• Aim
Pick out the lines containing "time".
-- Begin Records to use --
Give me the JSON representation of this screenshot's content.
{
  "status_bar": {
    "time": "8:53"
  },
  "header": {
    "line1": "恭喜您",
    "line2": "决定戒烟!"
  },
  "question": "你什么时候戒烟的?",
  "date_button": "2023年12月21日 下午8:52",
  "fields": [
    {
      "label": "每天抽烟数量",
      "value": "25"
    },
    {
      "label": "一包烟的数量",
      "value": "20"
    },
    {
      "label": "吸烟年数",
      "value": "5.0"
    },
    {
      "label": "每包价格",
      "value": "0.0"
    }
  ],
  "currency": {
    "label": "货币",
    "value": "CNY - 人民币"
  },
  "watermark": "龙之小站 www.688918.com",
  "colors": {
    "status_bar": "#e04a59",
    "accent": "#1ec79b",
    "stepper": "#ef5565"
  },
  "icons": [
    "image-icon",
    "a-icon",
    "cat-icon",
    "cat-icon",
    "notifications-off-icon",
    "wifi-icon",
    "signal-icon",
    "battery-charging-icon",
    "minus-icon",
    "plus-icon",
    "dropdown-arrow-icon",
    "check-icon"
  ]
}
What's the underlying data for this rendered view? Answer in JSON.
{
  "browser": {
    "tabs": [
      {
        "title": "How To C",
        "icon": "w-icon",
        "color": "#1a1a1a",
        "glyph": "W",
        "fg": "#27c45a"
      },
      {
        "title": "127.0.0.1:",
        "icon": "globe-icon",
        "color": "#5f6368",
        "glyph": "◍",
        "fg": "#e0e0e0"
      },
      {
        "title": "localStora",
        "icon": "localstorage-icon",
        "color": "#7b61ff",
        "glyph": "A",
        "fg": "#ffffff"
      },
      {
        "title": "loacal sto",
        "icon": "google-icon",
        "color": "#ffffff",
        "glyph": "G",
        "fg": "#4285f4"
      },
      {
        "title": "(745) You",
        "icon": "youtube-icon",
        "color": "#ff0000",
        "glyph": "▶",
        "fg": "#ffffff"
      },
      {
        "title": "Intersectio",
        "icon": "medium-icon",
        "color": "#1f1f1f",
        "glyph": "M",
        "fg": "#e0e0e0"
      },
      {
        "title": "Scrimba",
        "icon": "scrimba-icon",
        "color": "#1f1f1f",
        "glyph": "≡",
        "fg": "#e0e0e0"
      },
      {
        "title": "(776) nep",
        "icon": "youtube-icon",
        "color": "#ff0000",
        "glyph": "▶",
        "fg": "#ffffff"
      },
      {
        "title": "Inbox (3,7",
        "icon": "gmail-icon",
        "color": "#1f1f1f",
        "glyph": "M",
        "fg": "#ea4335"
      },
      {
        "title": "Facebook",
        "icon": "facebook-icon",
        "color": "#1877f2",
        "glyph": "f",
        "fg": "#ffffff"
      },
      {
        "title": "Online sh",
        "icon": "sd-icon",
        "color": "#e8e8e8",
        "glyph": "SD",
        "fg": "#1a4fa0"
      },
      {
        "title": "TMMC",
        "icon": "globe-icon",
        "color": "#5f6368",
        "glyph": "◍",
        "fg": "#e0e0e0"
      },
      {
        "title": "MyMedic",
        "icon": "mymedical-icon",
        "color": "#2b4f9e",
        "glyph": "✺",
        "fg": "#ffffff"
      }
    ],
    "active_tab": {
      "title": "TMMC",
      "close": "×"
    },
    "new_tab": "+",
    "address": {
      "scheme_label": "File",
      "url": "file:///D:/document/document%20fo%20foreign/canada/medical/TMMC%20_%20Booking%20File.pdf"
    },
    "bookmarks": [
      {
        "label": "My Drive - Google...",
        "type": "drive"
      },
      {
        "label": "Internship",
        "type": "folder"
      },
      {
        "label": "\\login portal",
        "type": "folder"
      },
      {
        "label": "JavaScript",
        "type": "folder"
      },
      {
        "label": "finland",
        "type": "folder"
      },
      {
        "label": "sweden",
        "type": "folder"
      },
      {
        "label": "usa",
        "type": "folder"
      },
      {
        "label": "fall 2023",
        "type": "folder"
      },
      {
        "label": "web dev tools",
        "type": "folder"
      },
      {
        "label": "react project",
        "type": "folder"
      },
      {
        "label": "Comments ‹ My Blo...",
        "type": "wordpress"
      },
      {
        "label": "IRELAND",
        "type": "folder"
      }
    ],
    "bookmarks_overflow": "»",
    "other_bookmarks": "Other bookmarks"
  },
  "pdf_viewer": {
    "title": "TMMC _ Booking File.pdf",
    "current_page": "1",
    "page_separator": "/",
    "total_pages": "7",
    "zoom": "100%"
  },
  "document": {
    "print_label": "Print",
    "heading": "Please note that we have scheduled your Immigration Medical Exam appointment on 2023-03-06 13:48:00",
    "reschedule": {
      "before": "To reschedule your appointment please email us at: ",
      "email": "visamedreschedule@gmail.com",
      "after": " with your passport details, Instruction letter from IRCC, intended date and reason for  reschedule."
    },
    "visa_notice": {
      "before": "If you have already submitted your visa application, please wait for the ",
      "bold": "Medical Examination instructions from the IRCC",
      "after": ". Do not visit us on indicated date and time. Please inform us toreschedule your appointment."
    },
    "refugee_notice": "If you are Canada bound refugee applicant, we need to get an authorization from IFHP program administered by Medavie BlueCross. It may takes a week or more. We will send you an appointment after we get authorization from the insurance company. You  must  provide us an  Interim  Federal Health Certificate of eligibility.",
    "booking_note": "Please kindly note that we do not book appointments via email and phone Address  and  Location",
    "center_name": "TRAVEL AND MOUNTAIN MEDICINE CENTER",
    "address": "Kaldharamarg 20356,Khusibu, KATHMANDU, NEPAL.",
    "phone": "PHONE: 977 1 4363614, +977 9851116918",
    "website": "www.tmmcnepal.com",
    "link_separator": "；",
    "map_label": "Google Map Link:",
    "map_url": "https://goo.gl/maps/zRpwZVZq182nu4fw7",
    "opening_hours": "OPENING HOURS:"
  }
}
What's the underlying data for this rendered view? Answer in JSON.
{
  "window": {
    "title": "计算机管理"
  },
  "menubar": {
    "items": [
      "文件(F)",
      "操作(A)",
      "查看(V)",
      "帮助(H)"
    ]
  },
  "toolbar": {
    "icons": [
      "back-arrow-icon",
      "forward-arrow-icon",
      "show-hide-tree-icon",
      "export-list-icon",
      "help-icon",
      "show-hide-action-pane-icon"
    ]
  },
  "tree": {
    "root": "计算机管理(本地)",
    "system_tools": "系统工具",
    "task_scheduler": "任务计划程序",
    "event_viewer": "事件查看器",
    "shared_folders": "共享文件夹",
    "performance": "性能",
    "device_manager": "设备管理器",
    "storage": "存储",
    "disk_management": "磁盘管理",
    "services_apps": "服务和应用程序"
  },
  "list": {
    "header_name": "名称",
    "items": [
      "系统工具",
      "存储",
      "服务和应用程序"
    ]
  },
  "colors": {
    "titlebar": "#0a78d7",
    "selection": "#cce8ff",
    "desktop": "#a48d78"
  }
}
-- End Records to use --
• Exercise answer
    "time": "8:53"
      "after": ". Do not visit us on indicated date and time. Please inform us toreschedule your appointment."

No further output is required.